Write the data out again in full, with no departure from the original.

[Available data]:
________________________
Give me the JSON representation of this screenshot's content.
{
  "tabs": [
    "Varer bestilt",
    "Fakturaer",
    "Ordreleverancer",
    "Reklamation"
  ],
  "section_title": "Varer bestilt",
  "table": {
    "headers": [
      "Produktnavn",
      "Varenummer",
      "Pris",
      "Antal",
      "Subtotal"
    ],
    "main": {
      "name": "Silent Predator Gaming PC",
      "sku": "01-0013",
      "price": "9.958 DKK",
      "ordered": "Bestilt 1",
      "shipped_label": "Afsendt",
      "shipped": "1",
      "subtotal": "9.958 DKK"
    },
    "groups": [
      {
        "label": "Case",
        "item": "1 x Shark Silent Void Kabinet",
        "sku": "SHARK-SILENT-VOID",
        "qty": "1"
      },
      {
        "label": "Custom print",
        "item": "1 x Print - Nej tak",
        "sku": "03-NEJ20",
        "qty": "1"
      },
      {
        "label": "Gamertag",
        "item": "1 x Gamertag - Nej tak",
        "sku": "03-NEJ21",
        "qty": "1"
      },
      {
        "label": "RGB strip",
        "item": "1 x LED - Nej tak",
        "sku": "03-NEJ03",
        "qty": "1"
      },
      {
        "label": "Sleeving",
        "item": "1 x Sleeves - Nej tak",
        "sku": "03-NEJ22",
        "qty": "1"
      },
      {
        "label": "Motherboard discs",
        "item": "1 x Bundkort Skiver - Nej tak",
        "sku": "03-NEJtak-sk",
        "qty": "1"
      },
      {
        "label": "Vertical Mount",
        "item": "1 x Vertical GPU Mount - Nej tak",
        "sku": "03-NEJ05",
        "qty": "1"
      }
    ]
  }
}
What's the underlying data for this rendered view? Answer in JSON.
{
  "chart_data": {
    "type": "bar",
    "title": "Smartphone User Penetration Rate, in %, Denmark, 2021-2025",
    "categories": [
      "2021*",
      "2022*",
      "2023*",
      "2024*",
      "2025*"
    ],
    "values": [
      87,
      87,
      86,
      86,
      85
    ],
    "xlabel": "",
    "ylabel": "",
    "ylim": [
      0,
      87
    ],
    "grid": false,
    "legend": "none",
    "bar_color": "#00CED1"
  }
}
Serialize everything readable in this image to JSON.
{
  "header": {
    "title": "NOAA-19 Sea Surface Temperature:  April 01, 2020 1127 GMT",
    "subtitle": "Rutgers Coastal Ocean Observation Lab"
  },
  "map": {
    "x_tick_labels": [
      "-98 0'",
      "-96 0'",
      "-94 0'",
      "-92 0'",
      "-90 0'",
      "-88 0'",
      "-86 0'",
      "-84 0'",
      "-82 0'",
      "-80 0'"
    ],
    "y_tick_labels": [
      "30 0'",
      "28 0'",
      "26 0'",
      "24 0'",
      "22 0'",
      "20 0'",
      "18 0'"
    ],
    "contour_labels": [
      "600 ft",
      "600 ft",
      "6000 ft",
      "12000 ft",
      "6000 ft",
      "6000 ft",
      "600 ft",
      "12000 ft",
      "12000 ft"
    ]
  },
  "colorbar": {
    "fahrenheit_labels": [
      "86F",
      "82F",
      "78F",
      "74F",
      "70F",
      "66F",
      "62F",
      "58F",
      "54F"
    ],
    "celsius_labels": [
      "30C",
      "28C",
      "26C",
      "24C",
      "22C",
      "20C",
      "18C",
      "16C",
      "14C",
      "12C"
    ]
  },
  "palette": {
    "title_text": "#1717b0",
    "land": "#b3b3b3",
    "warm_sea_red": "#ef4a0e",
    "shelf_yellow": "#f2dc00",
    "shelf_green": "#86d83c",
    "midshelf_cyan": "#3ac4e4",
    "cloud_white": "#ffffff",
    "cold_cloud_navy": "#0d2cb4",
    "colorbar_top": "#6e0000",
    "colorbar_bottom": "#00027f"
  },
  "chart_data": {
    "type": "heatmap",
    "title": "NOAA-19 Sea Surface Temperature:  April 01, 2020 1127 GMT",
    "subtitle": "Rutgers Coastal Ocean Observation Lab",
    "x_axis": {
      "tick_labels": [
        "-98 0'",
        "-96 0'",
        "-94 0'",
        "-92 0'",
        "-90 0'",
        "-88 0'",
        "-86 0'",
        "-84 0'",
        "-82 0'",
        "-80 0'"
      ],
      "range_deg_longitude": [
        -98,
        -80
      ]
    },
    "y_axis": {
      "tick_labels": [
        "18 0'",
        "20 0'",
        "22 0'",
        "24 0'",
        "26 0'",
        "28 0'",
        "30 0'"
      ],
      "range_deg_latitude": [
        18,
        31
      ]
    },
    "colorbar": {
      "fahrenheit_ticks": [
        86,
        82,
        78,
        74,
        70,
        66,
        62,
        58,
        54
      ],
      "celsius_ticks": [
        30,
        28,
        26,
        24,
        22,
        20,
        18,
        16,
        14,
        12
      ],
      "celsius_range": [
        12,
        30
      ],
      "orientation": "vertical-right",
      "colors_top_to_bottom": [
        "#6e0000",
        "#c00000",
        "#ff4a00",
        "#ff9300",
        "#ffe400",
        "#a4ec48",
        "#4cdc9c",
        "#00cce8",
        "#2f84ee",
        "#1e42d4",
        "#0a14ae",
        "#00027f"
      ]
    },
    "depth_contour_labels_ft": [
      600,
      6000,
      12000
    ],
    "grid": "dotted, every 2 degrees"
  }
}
________________________
[Written answer]:
Give me the JSON representation of this screenshot's content.
{
  "tabs": [
    "Varer bestilt",
    "Fakturaer",
    "Ordreleverancer",
    "Reklamation"
  ],
  "section_title": "Varer bestilt",
  "table": {
    "headers": [
      "Produktnavn",
      "Varenummer",
      "Pris",
      "Antal",
      "Subtotal"
    ],
    "main": {
      "name": "Silent Predator Gaming PC",
      "sku": "01-0013",
      "price": "9.958 DKK",
      "ordered": "Bestilt 1",
      "shipped_label": "Afsendt",
      "shipped": "1",
      "subtotal": "9.958 DKK"
    },
    "groups": [
      {
        "label": "Case",
        "item": "1 x Shark Silent Void Kabinet",
        "sku": "SHARK-SILENT-VOID",
        "qty": "1"
      },
      {
        "label": "Custom print",
        "item": "1 x Print - Nej tak",
        "sku": "03-NEJ20",
        "qty": "1"
      },
      {
        "label": "Gamertag",
        "item": "1 x Gamertag - Nej tak",
        "sku": "03-NEJ21",
        "qty": "1"
      },
      {
        "label": "RGB strip",
        "item": "1 x LED - Nej tak",
        "sku": "03-NEJ03",
        "qty": "1"
      },
      {
        "label": "Sleeving",
        "item": "1 x Sleeves - Nej tak",
        "sku": "03-NEJ22",
        "qty": "1"
      },
      {
        "label": "Motherboard discs",
        "item": "1 x Bundkort Skiver - Nej tak",
        "sku": "03-NEJtak-sk",
        "qty": "1"
      },
      {
        "label": "Vertical Mount",
        "item": "1 x Vertical GPU Mount - Nej tak",
        "sku": "03-NEJ05",
        "qty": "1"
      }
    ]
  }
}
What's the underlying data for this rendered view? Answer in JSON.
{
  "chart_data": {
    "type": "bar",
    "title": "Smartphone User Penetration Rate, in %, Denmark, 2021-2025",
    "categories": [
      "2021*",
      "2022*",
      "2023*",
      "2024*",
      "2025*"
    ],
    "values": [
      87,
      87,
      86,
      86,
      85
    ],
    "xlabel": "",
    "ylabel": "",
    "ylim": [
      0,
      87
    ],
    "grid": false,
    "legend": "none",
    "bar_color": "#00CED1"
  }
}
Serialize everything readable in this image to JSON.
{
  "header": {
    "title": "NOAA-19 Sea Surface Temperature:  April 01, 2020 1127 GMT",
    "subtitle": "Rutgers Coastal Ocean Observation Lab"
  },
  "map": {
    "x_tick_labels": [
      "-98 0'",
      "-96 0'",
      "-94 0'",
      "-92 0'",
      "-90 0'",
      "-88 0'",
      "-86 0'",
      "-84 0'",
      "-82 0'",
      "-80 0'"
    ],
    "y_tick_labels": [
      "30 0'",
      "28 0'",
      "26 0'",
      "24 0'",
      "22 0'",
      "20 0'",
      "18 0'"
    ],
    "contour_labels": [
      "600 ft",
      "600 ft",
      "6000 ft",
      "12000 ft",
      "6000 ft",
      "6000 ft",
      "600 ft",
      "12000 ft",
      "12000 ft"
    ]
  },
  "colorbar": {
    "fahrenheit_labels": [
      "86F",
      "82F",
      "78F",
      "74F",
      "70F",
      "66F",
      "62F",
      "58F",
      "54F"
    ],
    "celsius_labels": [
      "30C",
      "28C",
      "26C",
      "24C",
      "22C",
      "20C",
      "18C",
      "16C",
      "14C",
      "12C"
    ]
  },
  "palette": {
    "title_text": "#1717b0",
    "land": "#b3b3b3",
    "warm_sea_red": "#ef4a0e",
    "shelf_yellow": "#f2dc00",
    "shelf_green": "#86d83c",
    "midshelf_cyan": "#3ac4e4",
    "cloud_white": "#ffffff",
    "cold_cloud_navy": "#0d2cb4",
    "colorbar_top": "#6e0000",
    "colorbar_bottom": "#00027f"
  },
  "chart_data": {
    "type": "heatmap",
    "title": "NOAA-19 Sea Surface Temperature:  April 01, 2020 1127 GMT",
    "subtitle": "Rutgers Coastal Ocean Observation Lab",
    "x_axis": {
      "tick_labels": [
        "-98 0'",
        "-96 0'",
        "-94 0'",
        "-92 0'",
        "-90 0'",
        "-88 0'",
        "-86 0'",
        "-84 0'",
        "-82 0'",
        "-80 0'"
      ],
      "range_deg_longitude": [
        -98,
        -80
      ]
    },
    "y_axis": {
      "tick_labels": [
        "18 0'",
        "20 0'",
        "22 0'",
        "24 0'",
        "26 0'",
        "28 0'",
        "30 0'"
      ],
      "range_deg_latitude": [
        18,
        31
      ]
    },
    "colorbar": {
      "fahrenheit_ticks": [
        86,
        82,
        78,
        74,
        70,
        66,
        62,
        58,
        54
      ],
      "celsius_ticks": [
        30,
        28,
        26,
        24,
        22,
        20,
        18,
        16,
        14,
        12
      ],
      "celsius_range": [
        12,
        30
      ],
      "orientation": "vertical-right",
      "colors_top_to_bottom": [
        "#6e0000",
        "#c00000",
        "#ff4a00",
        "#ff9300",
        "#ffe400",
        "#a4ec48",
        "#4cdc9c",
        "#00cce8",
        "#2f84ee",
        "#1e42d4",
        "#0a14ae",
        "#00027f"
      ]
    },
    "depth_contour_labels_ft": [
      600,
      6000,
      12000
    ],
    "grid": "dotted, every 2 degrees"
  }
}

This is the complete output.